__Written exercise__.
Repeat the listing that follows, character for character, minus the pictures.

__Record set__.

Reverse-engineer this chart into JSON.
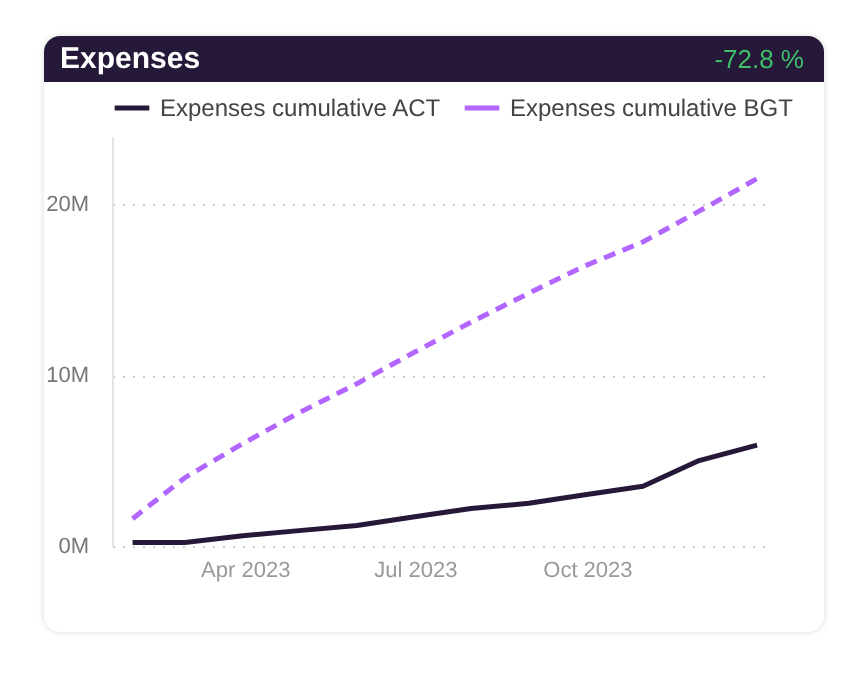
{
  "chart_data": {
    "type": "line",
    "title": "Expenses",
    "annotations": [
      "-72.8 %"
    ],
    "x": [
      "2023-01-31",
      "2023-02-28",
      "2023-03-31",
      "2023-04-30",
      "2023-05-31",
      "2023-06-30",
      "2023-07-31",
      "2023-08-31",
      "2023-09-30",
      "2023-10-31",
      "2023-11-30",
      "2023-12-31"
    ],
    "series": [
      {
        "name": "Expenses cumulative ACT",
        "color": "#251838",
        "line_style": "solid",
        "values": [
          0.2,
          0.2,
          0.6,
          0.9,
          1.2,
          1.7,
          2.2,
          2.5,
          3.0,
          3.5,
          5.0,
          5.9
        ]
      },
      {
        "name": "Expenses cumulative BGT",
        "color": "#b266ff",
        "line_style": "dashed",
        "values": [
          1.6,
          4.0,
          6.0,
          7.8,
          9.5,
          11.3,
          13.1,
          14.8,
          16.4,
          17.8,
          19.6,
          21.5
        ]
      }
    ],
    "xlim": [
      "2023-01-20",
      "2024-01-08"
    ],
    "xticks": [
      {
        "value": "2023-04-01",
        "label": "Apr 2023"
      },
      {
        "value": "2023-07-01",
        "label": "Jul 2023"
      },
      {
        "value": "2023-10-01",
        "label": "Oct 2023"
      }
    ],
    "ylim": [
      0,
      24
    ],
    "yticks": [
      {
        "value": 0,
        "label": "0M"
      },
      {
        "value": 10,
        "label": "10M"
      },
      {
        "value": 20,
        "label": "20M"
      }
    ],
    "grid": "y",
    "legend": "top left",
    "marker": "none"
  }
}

__Result for this task__.
Reverse-engineer this chart into JSON.
{
  "chart_data": {
    "type": "line",
    "title": "Expenses",
    "annotations": [
      "-72.8 %"
    ],
    "x": [
      "2023-01-31",
      "2023-02-28",
      "2023-03-31",
      "2023-04-30",
      "2023-05-31",
      "2023-06-30",
      "2023-07-31",
      "2023-08-31",
      "2023-09-30",
      "2023-10-31",
      "2023-11-30",
      "2023-12-31"
    ],
    "series": [
      {
        "name": "Expenses cumulative ACT",
        "color": "#251838",
        "line_style": "solid",
        "values": [
          0.2,
          0.2,
          0.6,
          0.9,
          1.2,
          1.7,
          2.2,
          2.5,
          3.0,
          3.5,
          5.0,
          5.9
        ]
      },
      {
        "name": "Expenses cumulative BGT",
        "color": "#b266ff",
        "line_style": "dashed",
        "values": [
          1.6,
          4.0,
          6.0,
          7.8,
          9.5,
          11.3,
          13.1,
          14.8,
          16.4,
          17.8,
          19.6,
          21.5
        ]
      }
    ],
    "xlim": [
      "2023-01-20",
      "2024-01-08"
    ],
    "xticks": [
      {
        "value": "2023-04-01",
        "label": "Apr 2023"
      },
      {
        "value": "2023-07-01",
        "label": "Jul 2023"
      },
      {
        "value": "2023-10-01",
        "label": "Oct 2023"
      }
    ],
    "ylim": [
      0,
      24
    ],
    "yticks": [
      {
        "value": 0,
        "label": "0M"
      },
      {
        "value": 10,
        "label": "10M"
      },
      {
        "value": 20,
        "label": "20M"
      }
    ],
    "grid": "y",
    "legend": "top left",
    "marker": "none"
  }
}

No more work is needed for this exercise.